>> START

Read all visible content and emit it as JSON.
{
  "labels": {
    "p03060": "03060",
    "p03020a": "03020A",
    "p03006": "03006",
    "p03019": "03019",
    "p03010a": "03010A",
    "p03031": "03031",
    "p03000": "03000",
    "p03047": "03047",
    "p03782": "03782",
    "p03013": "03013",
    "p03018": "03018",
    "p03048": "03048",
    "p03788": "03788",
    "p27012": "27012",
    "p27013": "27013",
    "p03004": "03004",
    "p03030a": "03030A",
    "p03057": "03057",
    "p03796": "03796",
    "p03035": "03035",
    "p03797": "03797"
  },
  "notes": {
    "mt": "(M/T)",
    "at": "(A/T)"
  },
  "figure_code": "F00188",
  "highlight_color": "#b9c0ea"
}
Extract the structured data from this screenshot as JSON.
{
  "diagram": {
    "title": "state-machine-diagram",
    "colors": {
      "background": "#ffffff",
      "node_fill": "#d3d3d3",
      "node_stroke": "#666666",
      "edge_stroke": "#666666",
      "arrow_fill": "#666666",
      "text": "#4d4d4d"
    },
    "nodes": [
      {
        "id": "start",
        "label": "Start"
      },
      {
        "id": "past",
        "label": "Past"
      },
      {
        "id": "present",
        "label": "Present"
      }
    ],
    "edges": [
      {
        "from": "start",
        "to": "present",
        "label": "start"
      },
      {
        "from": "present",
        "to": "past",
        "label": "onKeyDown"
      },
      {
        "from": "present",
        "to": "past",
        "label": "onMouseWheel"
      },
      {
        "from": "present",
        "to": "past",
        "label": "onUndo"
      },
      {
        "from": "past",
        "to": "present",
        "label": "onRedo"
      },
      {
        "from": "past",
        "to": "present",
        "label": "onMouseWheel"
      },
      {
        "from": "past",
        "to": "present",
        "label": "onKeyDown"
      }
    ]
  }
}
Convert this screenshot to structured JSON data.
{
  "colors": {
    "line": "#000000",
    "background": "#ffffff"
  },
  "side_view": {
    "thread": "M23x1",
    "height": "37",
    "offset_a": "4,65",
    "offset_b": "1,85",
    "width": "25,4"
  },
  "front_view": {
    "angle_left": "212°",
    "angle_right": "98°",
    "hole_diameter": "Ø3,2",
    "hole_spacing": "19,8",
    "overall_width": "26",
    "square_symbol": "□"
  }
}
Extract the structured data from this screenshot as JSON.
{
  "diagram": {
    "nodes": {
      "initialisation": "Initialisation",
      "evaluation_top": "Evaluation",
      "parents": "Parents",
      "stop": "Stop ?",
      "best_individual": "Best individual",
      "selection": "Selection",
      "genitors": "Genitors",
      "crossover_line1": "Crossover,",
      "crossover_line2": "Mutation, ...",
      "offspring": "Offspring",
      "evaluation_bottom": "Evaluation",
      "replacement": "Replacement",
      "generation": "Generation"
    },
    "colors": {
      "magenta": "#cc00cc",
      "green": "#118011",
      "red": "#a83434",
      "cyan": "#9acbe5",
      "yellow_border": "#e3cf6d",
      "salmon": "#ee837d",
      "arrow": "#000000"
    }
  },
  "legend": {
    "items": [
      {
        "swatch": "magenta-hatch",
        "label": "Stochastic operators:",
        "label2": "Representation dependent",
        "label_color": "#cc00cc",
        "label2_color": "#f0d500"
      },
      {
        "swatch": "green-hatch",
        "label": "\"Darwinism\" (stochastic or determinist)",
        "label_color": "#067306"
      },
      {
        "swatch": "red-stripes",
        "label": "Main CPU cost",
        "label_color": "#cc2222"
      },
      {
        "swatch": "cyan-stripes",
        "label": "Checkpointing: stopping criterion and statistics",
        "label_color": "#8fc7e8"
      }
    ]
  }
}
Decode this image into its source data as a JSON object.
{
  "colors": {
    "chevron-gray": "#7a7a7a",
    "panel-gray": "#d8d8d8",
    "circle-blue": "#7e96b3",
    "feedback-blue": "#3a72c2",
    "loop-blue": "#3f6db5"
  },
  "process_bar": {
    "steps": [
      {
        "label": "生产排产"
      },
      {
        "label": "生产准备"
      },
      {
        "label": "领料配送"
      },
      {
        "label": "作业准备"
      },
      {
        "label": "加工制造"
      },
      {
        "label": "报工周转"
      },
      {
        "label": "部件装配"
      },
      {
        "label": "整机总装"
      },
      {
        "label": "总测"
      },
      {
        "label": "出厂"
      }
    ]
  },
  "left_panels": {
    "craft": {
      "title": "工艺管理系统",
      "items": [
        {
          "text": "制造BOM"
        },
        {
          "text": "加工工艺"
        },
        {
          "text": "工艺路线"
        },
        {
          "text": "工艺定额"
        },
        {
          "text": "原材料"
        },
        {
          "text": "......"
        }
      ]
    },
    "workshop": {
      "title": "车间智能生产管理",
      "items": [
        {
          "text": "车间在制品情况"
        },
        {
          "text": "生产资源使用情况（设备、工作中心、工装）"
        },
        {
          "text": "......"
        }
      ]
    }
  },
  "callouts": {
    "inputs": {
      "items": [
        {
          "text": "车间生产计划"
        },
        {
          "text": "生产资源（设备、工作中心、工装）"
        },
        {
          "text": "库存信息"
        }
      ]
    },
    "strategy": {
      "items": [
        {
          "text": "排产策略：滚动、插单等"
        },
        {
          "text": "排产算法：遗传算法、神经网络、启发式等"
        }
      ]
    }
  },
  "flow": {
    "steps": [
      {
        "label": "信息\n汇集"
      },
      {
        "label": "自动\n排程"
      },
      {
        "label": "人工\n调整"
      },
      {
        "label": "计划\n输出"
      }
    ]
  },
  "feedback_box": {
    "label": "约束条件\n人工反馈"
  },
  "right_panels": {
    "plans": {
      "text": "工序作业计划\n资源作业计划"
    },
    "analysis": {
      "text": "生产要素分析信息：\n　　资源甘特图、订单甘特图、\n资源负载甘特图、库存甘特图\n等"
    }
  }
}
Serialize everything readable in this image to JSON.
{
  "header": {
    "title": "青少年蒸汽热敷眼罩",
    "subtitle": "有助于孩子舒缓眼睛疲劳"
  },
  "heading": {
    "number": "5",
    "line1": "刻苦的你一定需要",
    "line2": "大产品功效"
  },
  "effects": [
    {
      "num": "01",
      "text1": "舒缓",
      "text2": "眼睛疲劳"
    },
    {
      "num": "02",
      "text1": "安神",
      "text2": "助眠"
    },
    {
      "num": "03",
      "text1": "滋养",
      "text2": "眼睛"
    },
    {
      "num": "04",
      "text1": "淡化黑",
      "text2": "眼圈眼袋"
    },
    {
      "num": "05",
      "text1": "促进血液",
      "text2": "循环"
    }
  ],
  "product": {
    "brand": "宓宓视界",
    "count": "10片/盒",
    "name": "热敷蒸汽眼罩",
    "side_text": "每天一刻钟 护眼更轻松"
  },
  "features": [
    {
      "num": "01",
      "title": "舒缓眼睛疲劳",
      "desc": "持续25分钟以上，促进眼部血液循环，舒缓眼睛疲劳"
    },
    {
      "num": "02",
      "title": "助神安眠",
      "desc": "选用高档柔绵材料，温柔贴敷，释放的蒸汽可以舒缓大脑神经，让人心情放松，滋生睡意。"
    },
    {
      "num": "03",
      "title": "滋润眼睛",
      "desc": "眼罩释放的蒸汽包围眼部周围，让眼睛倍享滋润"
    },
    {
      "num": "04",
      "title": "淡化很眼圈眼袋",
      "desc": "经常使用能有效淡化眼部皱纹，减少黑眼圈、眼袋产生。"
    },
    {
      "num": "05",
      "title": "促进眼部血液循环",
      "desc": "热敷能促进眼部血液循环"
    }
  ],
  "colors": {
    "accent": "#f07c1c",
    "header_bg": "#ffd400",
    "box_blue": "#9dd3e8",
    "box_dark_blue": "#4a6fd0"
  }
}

>> END

Repeat the entries shown above, every one, word for word.

Read all visible content and emit it as JSON.
{
  "labels": {
    "p03060": "03060",
    "p03020a": "03020A",
    "p03006": "03006",
    "p03019": "03019",
    "p03010a": "03010A",
    "p03031": "03031",
    "p03000": "03000",
    "p03047": "03047",
    "p03782": "03782",
    "p03013": "03013",
    "p03018": "03018",
    "p03048": "03048",
    "p03788": "03788",
    "p27012": "27012",
    "p27013": "27013",
    "p03004": "03004",
    "p03030a": "03030A",
    "p03057": "03057",
    "p03796": "03796",
    "p03035": "03035",
    "p03797": "03797"
  },
  "notes": {
    "mt": "(M/T)",
    "at": "(A/T)"
  },
  "figure_code": "F00188",
  "highlight_color": "#b9c0ea"
}
Extract the structured data from this screenshot as JSON.
{
  "diagram": {
    "title": "state-machine-diagram",
    "colors": {
      "background": "#ffffff",
      "node_fill": "#d3d3d3",
      "node_stroke": "#666666",
      "edge_stroke": "#666666",
      "arrow_fill": "#666666",
      "text": "#4d4d4d"
    },
    "nodes": [
      {
        "id": "start",
        "label": "Start"
      },
      {
        "id": "past",
        "label": "Past"
      },
      {
        "id": "present",
        "label": "Present"
      }
    ],
    "edges": [
      {
        "from": "start",
        "to": "present",
        "label": "start"
      },
      {
        "from": "present",
        "to": "past",
        "label": "onKeyDown"
      },
      {
        "from": "present",
        "to": "past",
        "label": "onMouseWheel"
      },
      {
        "from": "present",
        "to": "past",
        "label": "onUndo"
      },
      {
        "from": "past",
        "to": "present",
        "label": "onRedo"
      },
      {
        "from": "past",
        "to": "present",
        "label": "onMouseWheel"
      },
      {
        "from": "past",
        "to": "present",
        "label": "onKeyDown"
      }
    ]
  }
}
Convert this screenshot to structured JSON data.
{
  "colors": {
    "line": "#000000",
    "background": "#ffffff"
  },
  "side_view": {
    "thread": "M23x1",
    "height": "37",
    "offset_a": "4,65",
    "offset_b": "1,85",
    "width": "25,4"
  },
  "front_view": {
    "angle_left": "212°",
    "angle_right": "98°",
    "hole_diameter": "Ø3,2",
    "hole_spacing": "19,8",
    "overall_width": "26",
    "square_symbol": "□"
  }
}
Extract the structured data from this screenshot as JSON.
{
  "diagram": {
    "nodes": {
      "initialisation": "Initialisation",
      "evaluation_top": "Evaluation",
      "parents": "Parents",
      "stop": "Stop ?",
      "best_individual": "Best individual",
      "selection": "Selection",
      "genitors": "Genitors",
      "crossover_line1": "Crossover,",
      "crossover_line2": "Mutation, ...",
      "offspring": "Offspring",
      "evaluation_bottom": "Evaluation",
      "replacement": "Replacement",
      "generation": "Generation"
    },
    "colors": {
      "magenta": "#cc00cc",
      "green": "#118011",
      "red": "#a83434",
      "cyan": "#9acbe5",
      "yellow_border": "#e3cf6d",
      "salmon": "#ee837d",
      "arrow": "#000000"
    }
  },
  "legend": {
    "items": [
      {
        "swatch": "magenta-hatch",
        "label": "Stochastic operators:",
        "label2": "Representation dependent",
        "label_color": "#cc00cc",
        "label2_color": "#f0d500"
      },
      {
        "swatch": "green-hatch",
        "label": "\"Darwinism\" (stochastic or determinist)",
        "label_color": "#067306"
      },
      {
        "swatch": "red-stripes",
        "label": "Main CPU cost",
        "label_color": "#cc2222"
      },
      {
        "swatch": "cyan-stripes",
        "label": "Checkpointing: stopping criterion and statistics",
        "label_color": "#8fc7e8"
      }
    ]
  }
}
Decode this image into its source data as a JSON object.
{
  "colors": {
    "chevron-gray": "#7a7a7a",
    "panel-gray": "#d8d8d8",
    "circle-blue": "#7e96b3",
    "feedback-blue": "#3a72c2",
    "loop-blue": "#3f6db5"
  },
  "process_bar": {
    "steps": [
      {
        "label": "生产排产"
      },
      {
        "label": "生产准备"
      },
      {
        "label": "领料配送"
      },
      {
        "label": "作业准备"
      },
      {
        "label": "加工制造"
      },
      {
        "label": "报工周转"
      },
      {
        "label": "部件装配"
      },
      {
        "label": "整机总装"
      },
      {
        "label": "总测"
      },
      {
        "label": "出厂"
      }
    ]
  },
  "left_panels": {
    "craft": {
      "title": "工艺管理系统",
      "items": [
        {
          "text": "制造BOM"
        },
        {
          "text": "加工工艺"
        },
        {
          "text": "工艺路线"
        },
        {
          "text": "工艺定额"
        },
        {
          "text": "原材料"
        },
        {
          "text": "......"
        }
      ]
    },
    "workshop": {
      "title": "车间智能生产管理",
      "items": [
        {
          "text": "车间在制品情况"
        },
        {
          "text": "生产资源使用情况（设备、工作中心、工装）"
        },
        {
          "text": "......"
        }
      ]
    }
  },
  "callouts": {
    "inputs": {
      "items": [
        {
          "text": "车间生产计划"
        },
        {
          "text": "生产资源（设备、工作中心、工装）"
        },
        {
          "text": "库存信息"
        }
      ]
    },
    "strategy": {
      "items": [
        {
          "text": "排产策略：滚动、插单等"
        },
        {
          "text": "排产算法：遗传算法、神经网络、启发式等"
        }
      ]
    }
  },
  "flow": {
    "steps": [
      {
        "label": "信息\n汇集"
      },
      {
        "label": "自动\n排程"
      },
      {
        "label": "人工\n调整"
      },
      {
        "label": "计划\n输出"
      }
    ]
  },
  "feedback_box": {
    "label": "约束条件\n人工反馈"
  },
  "right_panels": {
    "plans": {
      "text": "工序作业计划\n资源作业计划"
    },
    "analysis": {
      "text": "生产要素分析信息：\n　　资源甘特图、订单甘特图、\n资源负载甘特图、库存甘特图\n等"
    }
  }
}
Serialize everything readable in this image to JSON.
{
  "header": {
    "title": "青少年蒸汽热敷眼罩",
    "subtitle": "有助于孩子舒缓眼睛疲劳"
  },
  "heading": {
    "number": "5",
    "line1": "刻苦的你一定需要",
    "line2": "大产品功效"
  },
  "effects": [
    {
      "num": "01",
      "text1": "舒缓",
      "text2": "眼睛疲劳"
    },
    {
      "num": "02",
      "text1": "安神",
      "text2": "助眠"
    },
    {
      "num": "03",
      "text1": "滋养",
      "text2": "眼睛"
    },
    {
      "num": "04",
      "text1": "淡化黑",
      "text2": "眼圈眼袋"
    },
    {
      "num": "05",
      "text1": "促进血液",
      "text2": "循环"
    }
  ],
  "product": {
    "brand": "宓宓视界",
    "count": "10片/盒",
    "name": "热敷蒸汽眼罩",
    "side_text": "每天一刻钟 护眼更轻松"
  },
  "features": [
    {
      "num": "01",
      "title": "舒缓眼睛疲劳",
      "desc": "持续25分钟以上，促进眼部血液循环，舒缓眼睛疲劳"
    },
    {
      "num": "02",
      "title": "助神安眠",
      "desc": "选用高档柔绵材料，温柔贴敷，释放的蒸汽可以舒缓大脑神经，让人心情放松，滋生睡意。"
    },
    {
      "num": "03",
      "title": "滋润眼睛",
      "desc": "眼罩释放的蒸汽包围眼部周围，让眼睛倍享滋润"
    },
    {
      "num": "04",
      "title": "淡化很眼圈眼袋",
      "desc": "经常使用能有效淡化眼部皱纹，减少黑眼圈、眼袋产生。"
    },
    {
      "num": "05",
      "title": "促进眼部血液循环",
      "desc": "热敷能促进眼部血液循环"
    }
  ],
  "colors": {
    "accent": "#f07c1c",
    "header_bg": "#ffd400",
    "box_blue": "#9dd3e8",
    "box_dark_blue": "#4a6fd0"
  }
}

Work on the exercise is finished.